# Start of EXTRACTED RECORDS

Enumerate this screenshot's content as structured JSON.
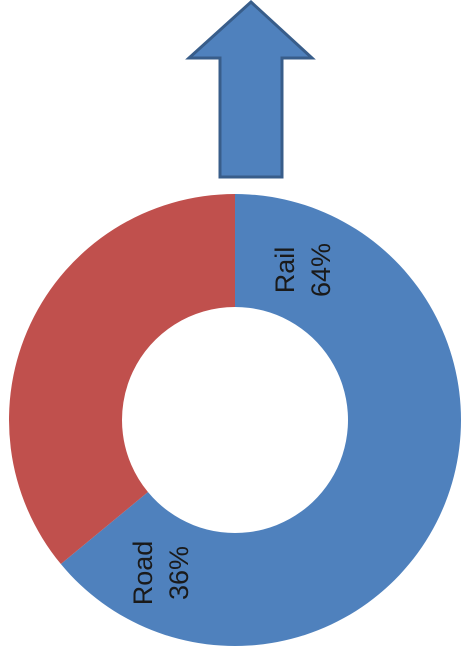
{
  "colors": {
    "arrow_fill": "#4f81bd",
    "arrow_stroke": "#385d8a",
    "rail": "#4f81bd",
    "road": "#c0504d",
    "label": "#1a1a1a"
  },
  "icons": {
    "arrow": "up-arrow-icon"
  },
  "chart_data": {
    "type": "pie",
    "variant": "donut",
    "title": "",
    "start_angle_deg": 270,
    "direction": "clockwise",
    "label_rotation_deg": -90,
    "slices": [
      {
        "name": "Rail",
        "value": 64,
        "percent_label": "64%",
        "color": "#4f81bd"
      },
      {
        "name": "Road",
        "value": 36,
        "percent_label": "36%",
        "color": "#c0504d"
      }
    ]
  }
}
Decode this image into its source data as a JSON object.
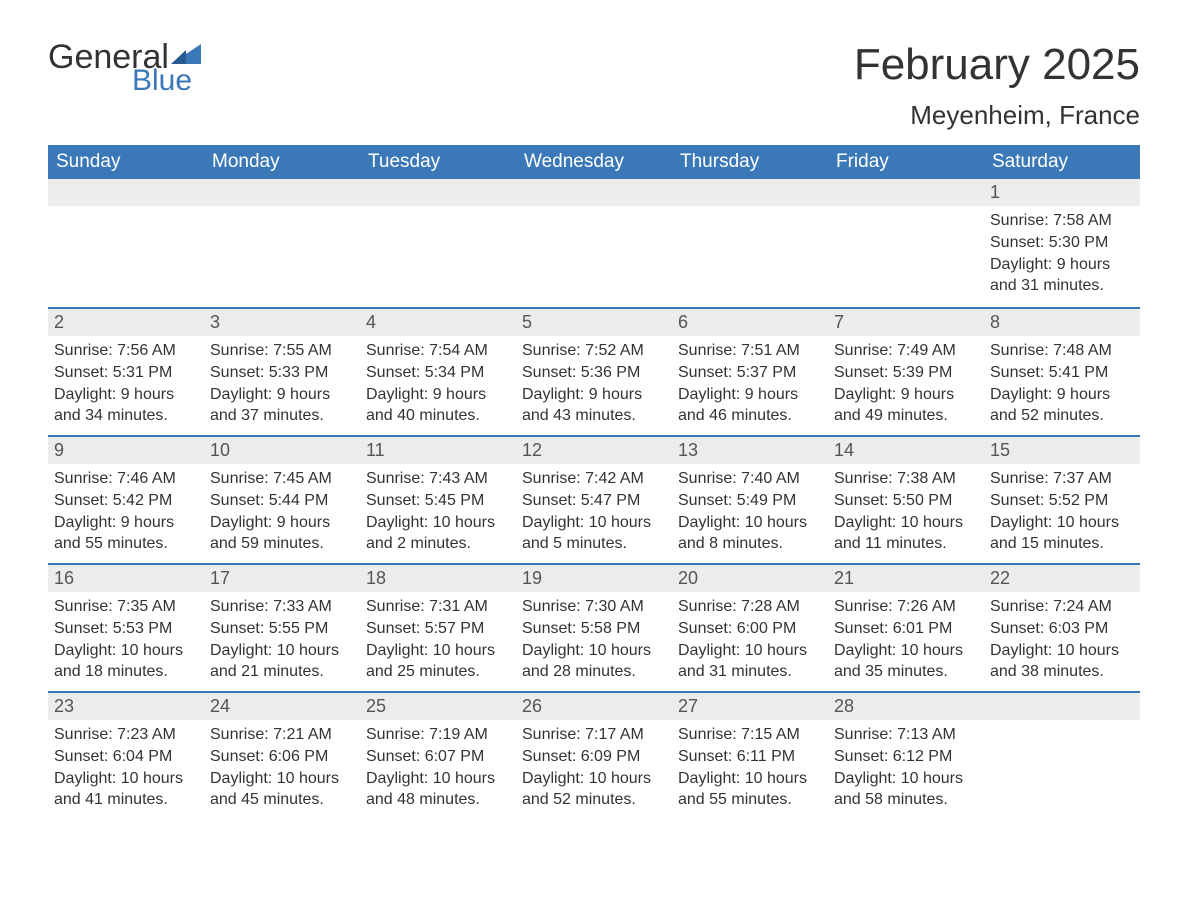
{
  "logo": {
    "text_general": "General",
    "text_blue": "Blue",
    "flag_color": "#3b78b8"
  },
  "title": "February 2025",
  "location": "Meyenheim, France",
  "colors": {
    "header_bg": "#3b78b8",
    "header_text": "#ffffff",
    "daynum_bg": "#ececec",
    "row_border": "#3b78b8",
    "body_text": "#333333",
    "page_bg": "#ffffff"
  },
  "typography": {
    "title_fontsize": 44,
    "subtitle_fontsize": 26,
    "header_fontsize": 19,
    "daynum_fontsize": 18,
    "body_fontsize": 16,
    "font_family": "Arial"
  },
  "weekdays": [
    "Sunday",
    "Monday",
    "Tuesday",
    "Wednesday",
    "Thursday",
    "Friday",
    "Saturday"
  ],
  "weeks": [
    [
      null,
      null,
      null,
      null,
      null,
      null,
      {
        "day": "1",
        "sunrise": "Sunrise: 7:58 AM",
        "sunset": "Sunset: 5:30 PM",
        "daylight1": "Daylight: 9 hours",
        "daylight2": "and 31 minutes."
      }
    ],
    [
      {
        "day": "2",
        "sunrise": "Sunrise: 7:56 AM",
        "sunset": "Sunset: 5:31 PM",
        "daylight1": "Daylight: 9 hours",
        "daylight2": "and 34 minutes."
      },
      {
        "day": "3",
        "sunrise": "Sunrise: 7:55 AM",
        "sunset": "Sunset: 5:33 PM",
        "daylight1": "Daylight: 9 hours",
        "daylight2": "and 37 minutes."
      },
      {
        "day": "4",
        "sunrise": "Sunrise: 7:54 AM",
        "sunset": "Sunset: 5:34 PM",
        "daylight1": "Daylight: 9 hours",
        "daylight2": "and 40 minutes."
      },
      {
        "day": "5",
        "sunrise": "Sunrise: 7:52 AM",
        "sunset": "Sunset: 5:36 PM",
        "daylight1": "Daylight: 9 hours",
        "daylight2": "and 43 minutes."
      },
      {
        "day": "6",
        "sunrise": "Sunrise: 7:51 AM",
        "sunset": "Sunset: 5:37 PM",
        "daylight1": "Daylight: 9 hours",
        "daylight2": "and 46 minutes."
      },
      {
        "day": "7",
        "sunrise": "Sunrise: 7:49 AM",
        "sunset": "Sunset: 5:39 PM",
        "daylight1": "Daylight: 9 hours",
        "daylight2": "and 49 minutes."
      },
      {
        "day": "8",
        "sunrise": "Sunrise: 7:48 AM",
        "sunset": "Sunset: 5:41 PM",
        "daylight1": "Daylight: 9 hours",
        "daylight2": "and 52 minutes."
      }
    ],
    [
      {
        "day": "9",
        "sunrise": "Sunrise: 7:46 AM",
        "sunset": "Sunset: 5:42 PM",
        "daylight1": "Daylight: 9 hours",
        "daylight2": "and 55 minutes."
      },
      {
        "day": "10",
        "sunrise": "Sunrise: 7:45 AM",
        "sunset": "Sunset: 5:44 PM",
        "daylight1": "Daylight: 9 hours",
        "daylight2": "and 59 minutes."
      },
      {
        "day": "11",
        "sunrise": "Sunrise: 7:43 AM",
        "sunset": "Sunset: 5:45 PM",
        "daylight1": "Daylight: 10 hours",
        "daylight2": "and 2 minutes."
      },
      {
        "day": "12",
        "sunrise": "Sunrise: 7:42 AM",
        "sunset": "Sunset: 5:47 PM",
        "daylight1": "Daylight: 10 hours",
        "daylight2": "and 5 minutes."
      },
      {
        "day": "13",
        "sunrise": "Sunrise: 7:40 AM",
        "sunset": "Sunset: 5:49 PM",
        "daylight1": "Daylight: 10 hours",
        "daylight2": "and 8 minutes."
      },
      {
        "day": "14",
        "sunrise": "Sunrise: 7:38 AM",
        "sunset": "Sunset: 5:50 PM",
        "daylight1": "Daylight: 10 hours",
        "daylight2": "and 11 minutes."
      },
      {
        "day": "15",
        "sunrise": "Sunrise: 7:37 AM",
        "sunset": "Sunset: 5:52 PM",
        "daylight1": "Daylight: 10 hours",
        "daylight2": "and 15 minutes."
      }
    ],
    [
      {
        "day": "16",
        "sunrise": "Sunrise: 7:35 AM",
        "sunset": "Sunset: 5:53 PM",
        "daylight1": "Daylight: 10 hours",
        "daylight2": "and 18 minutes."
      },
      {
        "day": "17",
        "sunrise": "Sunrise: 7:33 AM",
        "sunset": "Sunset: 5:55 PM",
        "daylight1": "Daylight: 10 hours",
        "daylight2": "and 21 minutes."
      },
      {
        "day": "18",
        "sunrise": "Sunrise: 7:31 AM",
        "sunset": "Sunset: 5:57 PM",
        "daylight1": "Daylight: 10 hours",
        "daylight2": "and 25 minutes."
      },
      {
        "day": "19",
        "sunrise": "Sunrise: 7:30 AM",
        "sunset": "Sunset: 5:58 PM",
        "daylight1": "Daylight: 10 hours",
        "daylight2": "and 28 minutes."
      },
      {
        "day": "20",
        "sunrise": "Sunrise: 7:28 AM",
        "sunset": "Sunset: 6:00 PM",
        "daylight1": "Daylight: 10 hours",
        "daylight2": "and 31 minutes."
      },
      {
        "day": "21",
        "sunrise": "Sunrise: 7:26 AM",
        "sunset": "Sunset: 6:01 PM",
        "daylight1": "Daylight: 10 hours",
        "daylight2": "and 35 minutes."
      },
      {
        "day": "22",
        "sunrise": "Sunrise: 7:24 AM",
        "sunset": "Sunset: 6:03 PM",
        "daylight1": "Daylight: 10 hours",
        "daylight2": "and 38 minutes."
      }
    ],
    [
      {
        "day": "23",
        "sunrise": "Sunrise: 7:23 AM",
        "sunset": "Sunset: 6:04 PM",
        "daylight1": "Daylight: 10 hours",
        "daylight2": "and 41 minutes."
      },
      {
        "day": "24",
        "sunrise": "Sunrise: 7:21 AM",
        "sunset": "Sunset: 6:06 PM",
        "daylight1": "Daylight: 10 hours",
        "daylight2": "and 45 minutes."
      },
      {
        "day": "25",
        "sunrise": "Sunrise: 7:19 AM",
        "sunset": "Sunset: 6:07 PM",
        "daylight1": "Daylight: 10 hours",
        "daylight2": "and 48 minutes."
      },
      {
        "day": "26",
        "sunrise": "Sunrise: 7:17 AM",
        "sunset": "Sunset: 6:09 PM",
        "daylight1": "Daylight: 10 hours",
        "daylight2": "and 52 minutes."
      },
      {
        "day": "27",
        "sunrise": "Sunrise: 7:15 AM",
        "sunset": "Sunset: 6:11 PM",
        "daylight1": "Daylight: 10 hours",
        "daylight2": "and 55 minutes."
      },
      {
        "day": "28",
        "sunrise": "Sunrise: 7:13 AM",
        "sunset": "Sunset: 6:12 PM",
        "daylight1": "Daylight: 10 hours",
        "daylight2": "and 58 minutes."
      },
      null
    ]
  ]
}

# End of EXTRACTED RECORDS

Reproduce the whole listing word for word, setting aside any pictures.

COMPLETE RESPONSE:
Enumerate this screenshot's content as structured JSON.
{
  "colors": {
    "arrow_fill": "#4f81bd",
    "arrow_stroke": "#385d8a",
    "rail": "#4f81bd",
    "road": "#c0504d",
    "label": "#1a1a1a"
  },
  "icons": {
    "arrow": "up-arrow-icon"
  },
  "chart_data": {
    "type": "pie",
    "variant": "donut",
    "title": "",
    "start_angle_deg": 270,
    "direction": "clockwise",
    "label_rotation_deg": -90,
    "slices": [
      {
        "name": "Rail",
        "value": 64,
        "percent_label": "64%",
        "color": "#4f81bd"
      },
      {
        "name": "Road",
        "value": 36,
        "percent_label": "36%",
        "color": "#c0504d"
      }
    ]
  }
}
Decode this image into its source data as a JSON object.
{
  "logo": {
    "text_general": "General",
    "text_blue": "Blue",
    "flag_color": "#3b78b8"
  },
  "title": "February 2025",
  "location": "Meyenheim, France",
  "colors": {
    "header_bg": "#3b78b8",
    "header_text": "#ffffff",
    "daynum_bg": "#ececec",
    "row_border": "#3b78b8",
    "body_text": "#333333",
    "page_bg": "#ffffff"
  },
  "typography": {
    "title_fontsize": 44,
    "subtitle_fontsize": 26,
    "header_fontsize": 19,
    "daynum_fontsize": 18,
    "body_fontsize": 16,
    "font_family": "Arial"
  },
  "weekdays": [
    "Sunday",
    "Monday",
    "Tuesday",
    "Wednesday",
    "Thursday",
    "Friday",
    "Saturday"
  ],
  "weeks": [
    [
      null,
      null,
      null,
      null,
      null,
      null,
      {
        "day": "1",
        "sunrise": "Sunrise: 7:58 AM",
        "sunset": "Sunset: 5:30 PM",
        "daylight1": "Daylight: 9 hours",
        "daylight2": "and 31 minutes."
      }
    ],
    [
      {
        "day": "2",
        "sunrise": "Sunrise: 7:56 AM",
        "sunset": "Sunset: 5:31 PM",
        "daylight1": "Daylight: 9 hours",
        "daylight2": "and 34 minutes."
      },
      {
        "day": "3",
        "sunrise": "Sunrise: 7:55 AM",
        "sunset": "Sunset: 5:33 PM",
        "daylight1": "Daylight: 9 hours",
        "daylight2": "and 37 minutes."
      },
      {
        "day": "4",
        "sunrise": "Sunrise: 7:54 AM",
        "sunset": "Sunset: 5:34 PM",
        "daylight1": "Daylight: 9 hours",
        "daylight2": "and 40 minutes."
      },
      {
        "day": "5",
        "sunrise": "Sunrise: 7:52 AM",
        "sunset": "Sunset: 5:36 PM",
        "daylight1": "Daylight: 9 hours",
        "daylight2": "and 43 minutes."
      },
      {
        "day": "6",
        "sunrise": "Sunrise: 7:51 AM",
        "sunset": "Sunset: 5:37 PM",
        "daylight1": "Daylight: 9 hours",
        "daylight2": "and 46 minutes."
      },
      {
        "day": "7",
        "sunrise": "Sunrise: 7:49 AM",
        "sunset": "Sunset: 5:39 PM",
        "daylight1": "Daylight: 9 hours",
        "daylight2": "and 49 minutes."
      },
      {
        "day": "8",
        "sunrise": "Sunrise: 7:48 AM",
        "sunset": "Sunset: 5:41 PM",
        "daylight1": "Daylight: 9 hours",
        "daylight2": "and 52 minutes."
      }
    ],
    [
      {
        "day": "9",
        "sunrise": "Sunrise: 7:46 AM",
        "sunset": "Sunset: 5:42 PM",
        "daylight1": "Daylight: 9 hours",
        "daylight2": "and 55 minutes."
      },
      {
        "day": "10",
        "sunrise": "Sunrise: 7:45 AM",
        "sunset": "Sunset: 5:44 PM",
        "daylight1": "Daylight: 9 hours",
        "daylight2": "and 59 minutes."
      },
      {
        "day": "11",
        "sunrise": "Sunrise: 7:43 AM",
        "sunset": "Sunset: 5:45 PM",
        "daylight1": "Daylight: 10 hours",
        "daylight2": "and 2 minutes."
      },
      {
        "day": "12",
        "sunrise": "Sunrise: 7:42 AM",
        "sunset": "Sunset: 5:47 PM",
        "daylight1": "Daylight: 10 hours",
        "daylight2": "and 5 minutes."
      },
      {
        "day": "13",
        "sunrise": "Sunrise: 7:40 AM",
        "sunset": "Sunset: 5:49 PM",
        "daylight1": "Daylight: 10 hours",
        "daylight2": "and 8 minutes."
      },
      {
        "day": "14",
        "sunrise": "Sunrise: 7:38 AM",
        "sunset": "Sunset: 5:50 PM",
        "daylight1": "Daylight: 10 hours",
        "daylight2": "and 11 minutes."
      },
      {
        "day": "15",
        "sunrise": "Sunrise: 7:37 AM",
        "sunset": "Sunset: 5:52 PM",
        "daylight1": "Daylight: 10 hours",
        "daylight2": "and 15 minutes."
      }
    ],
    [
      {
        "day": "16",
        "sunrise": "Sunrise: 7:35 AM",
        "sunset": "Sunset: 5:53 PM",
        "daylight1": "Daylight: 10 hours",
        "daylight2": "and 18 minutes."
      },
      {
        "day": "17",
        "sunrise": "Sunrise: 7:33 AM",
        "sunset": "Sunset: 5:55 PM",
        "daylight1": "Daylight: 10 hours",
        "daylight2": "and 21 minutes."
      },
      {
        "day": "18",
        "sunrise": "Sunrise: 7:31 AM",
        "sunset": "Sunset: 5:57 PM",
        "daylight1": "Daylight: 10 hours",
        "daylight2": "and 25 minutes."
      },
      {
        "day": "19",
        "sunrise": "Sunrise: 7:30 AM",
        "sunset": "Sunset: 5:58 PM",
        "daylight1": "Daylight: 10 hours",
        "daylight2": "and 28 minutes."
      },
      {
        "day": "20",
        "sunrise": "Sunrise: 7:28 AM",
        "sunset": "Sunset: 6:00 PM",
        "daylight1": "Daylight: 10 hours",
        "daylight2": "and 31 minutes."
      },
      {
        "day": "21",
        "sunrise": "Sunrise: 7:26 AM",
        "sunset": "Sunset: 6:01 PM",
        "daylight1": "Daylight: 10 hours",
        "daylight2": "and 35 minutes."
      },
      {
        "day": "22",
        "sunrise": "Sunrise: 7:24 AM",
        "sunset": "Sunset: 6:03 PM",
        "daylight1": "Daylight: 10 hours",
        "daylight2": "and 38 minutes."
      }
    ],
    [
      {
        "day": "23",
        "sunrise": "Sunrise: 7:23 AM",
        "sunset": "Sunset: 6:04 PM",
        "daylight1": "Daylight: 10 hours",
        "daylight2": "and 41 minutes."
      },
      {
        "day": "24",
        "sunrise": "Sunrise: 7:21 AM",
        "sunset": "Sunset: 6:06 PM",
        "daylight1": "Daylight: 10 hours",
        "daylight2": "and 45 minutes."
      },
      {
        "day": "25",
        "sunrise": "Sunrise: 7:19 AM",
        "sunset": "Sunset: 6:07 PM",
        "daylight1": "Daylight: 10 hours",
        "daylight2": "and 48 minutes."
      },
      {
        "day": "26",
        "sunrise": "Sunrise: 7:17 AM",
        "sunset": "Sunset: 6:09 PM",
        "daylight1": "Daylight: 10 hours",
        "daylight2": "and 52 minutes."
      },
      {
        "day": "27",
        "sunrise": "Sunrise: 7:15 AM",
        "sunset": "Sunset: 6:11 PM",
        "daylight1": "Daylight: 10 hours",
        "daylight2": "and 55 minutes."
      },
      {
        "day": "28",
        "sunrise": "Sunrise: 7:13 AM",
        "sunset": "Sunset: 6:12 PM",
        "daylight1": "Daylight: 10 hours",
        "daylight2": "and 58 minutes."
      },
      null
    ]
  ]
}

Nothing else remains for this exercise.